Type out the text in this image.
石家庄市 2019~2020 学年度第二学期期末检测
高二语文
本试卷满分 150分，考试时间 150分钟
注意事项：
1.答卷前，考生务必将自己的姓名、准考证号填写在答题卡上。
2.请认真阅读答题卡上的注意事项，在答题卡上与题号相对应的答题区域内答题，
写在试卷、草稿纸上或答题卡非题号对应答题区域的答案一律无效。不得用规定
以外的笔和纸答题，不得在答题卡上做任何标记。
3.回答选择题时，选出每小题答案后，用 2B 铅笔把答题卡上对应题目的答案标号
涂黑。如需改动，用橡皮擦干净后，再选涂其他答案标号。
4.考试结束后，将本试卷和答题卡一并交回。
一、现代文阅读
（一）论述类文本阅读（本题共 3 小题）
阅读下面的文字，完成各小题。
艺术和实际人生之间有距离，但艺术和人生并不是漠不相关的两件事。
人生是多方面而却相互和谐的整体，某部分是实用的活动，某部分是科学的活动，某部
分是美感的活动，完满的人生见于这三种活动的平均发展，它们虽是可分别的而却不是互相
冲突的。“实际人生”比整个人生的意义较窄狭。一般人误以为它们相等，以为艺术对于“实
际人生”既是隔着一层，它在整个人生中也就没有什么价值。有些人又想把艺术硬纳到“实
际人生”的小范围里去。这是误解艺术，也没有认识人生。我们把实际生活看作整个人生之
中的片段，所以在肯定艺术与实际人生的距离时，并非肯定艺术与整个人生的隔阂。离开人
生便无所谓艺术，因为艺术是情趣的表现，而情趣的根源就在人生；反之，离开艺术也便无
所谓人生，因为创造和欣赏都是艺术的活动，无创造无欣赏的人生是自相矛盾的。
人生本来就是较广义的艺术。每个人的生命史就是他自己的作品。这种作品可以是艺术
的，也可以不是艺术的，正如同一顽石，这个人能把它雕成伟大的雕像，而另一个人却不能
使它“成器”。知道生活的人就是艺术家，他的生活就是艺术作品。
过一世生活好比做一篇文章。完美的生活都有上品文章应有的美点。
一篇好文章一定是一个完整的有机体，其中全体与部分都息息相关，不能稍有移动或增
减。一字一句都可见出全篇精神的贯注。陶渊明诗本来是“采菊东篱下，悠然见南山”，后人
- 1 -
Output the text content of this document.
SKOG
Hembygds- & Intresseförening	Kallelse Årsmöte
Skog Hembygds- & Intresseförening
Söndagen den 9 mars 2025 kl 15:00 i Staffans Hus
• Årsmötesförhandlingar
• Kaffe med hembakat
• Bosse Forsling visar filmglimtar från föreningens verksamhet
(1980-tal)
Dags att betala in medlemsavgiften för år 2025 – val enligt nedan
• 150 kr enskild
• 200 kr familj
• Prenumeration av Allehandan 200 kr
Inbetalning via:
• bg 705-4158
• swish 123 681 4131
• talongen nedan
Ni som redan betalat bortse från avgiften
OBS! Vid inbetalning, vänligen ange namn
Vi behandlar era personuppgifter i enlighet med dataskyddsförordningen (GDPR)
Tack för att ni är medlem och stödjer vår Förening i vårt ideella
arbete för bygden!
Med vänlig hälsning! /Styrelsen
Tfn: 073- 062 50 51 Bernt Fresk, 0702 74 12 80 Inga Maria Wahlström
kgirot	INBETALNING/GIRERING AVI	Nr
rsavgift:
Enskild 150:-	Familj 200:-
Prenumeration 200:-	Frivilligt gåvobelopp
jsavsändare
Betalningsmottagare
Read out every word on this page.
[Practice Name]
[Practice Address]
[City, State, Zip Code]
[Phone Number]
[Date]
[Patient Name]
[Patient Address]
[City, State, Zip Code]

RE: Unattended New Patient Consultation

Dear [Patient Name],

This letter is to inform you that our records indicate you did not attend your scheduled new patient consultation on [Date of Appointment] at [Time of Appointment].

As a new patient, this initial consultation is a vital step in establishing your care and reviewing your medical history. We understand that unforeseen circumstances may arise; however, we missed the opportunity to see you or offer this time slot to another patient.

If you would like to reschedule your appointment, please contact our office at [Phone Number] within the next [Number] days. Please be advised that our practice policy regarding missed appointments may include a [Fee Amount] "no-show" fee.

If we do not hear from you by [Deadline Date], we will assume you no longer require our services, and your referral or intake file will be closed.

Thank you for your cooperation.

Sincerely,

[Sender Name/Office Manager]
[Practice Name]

== Challenge ==
Gather all lines from the listing above in which "Intresseförening" occurs.

== Reply ==
Hembygds- & Intresseförening	Kallelse Årsmöte
Skog Hembygds- & Intresseförening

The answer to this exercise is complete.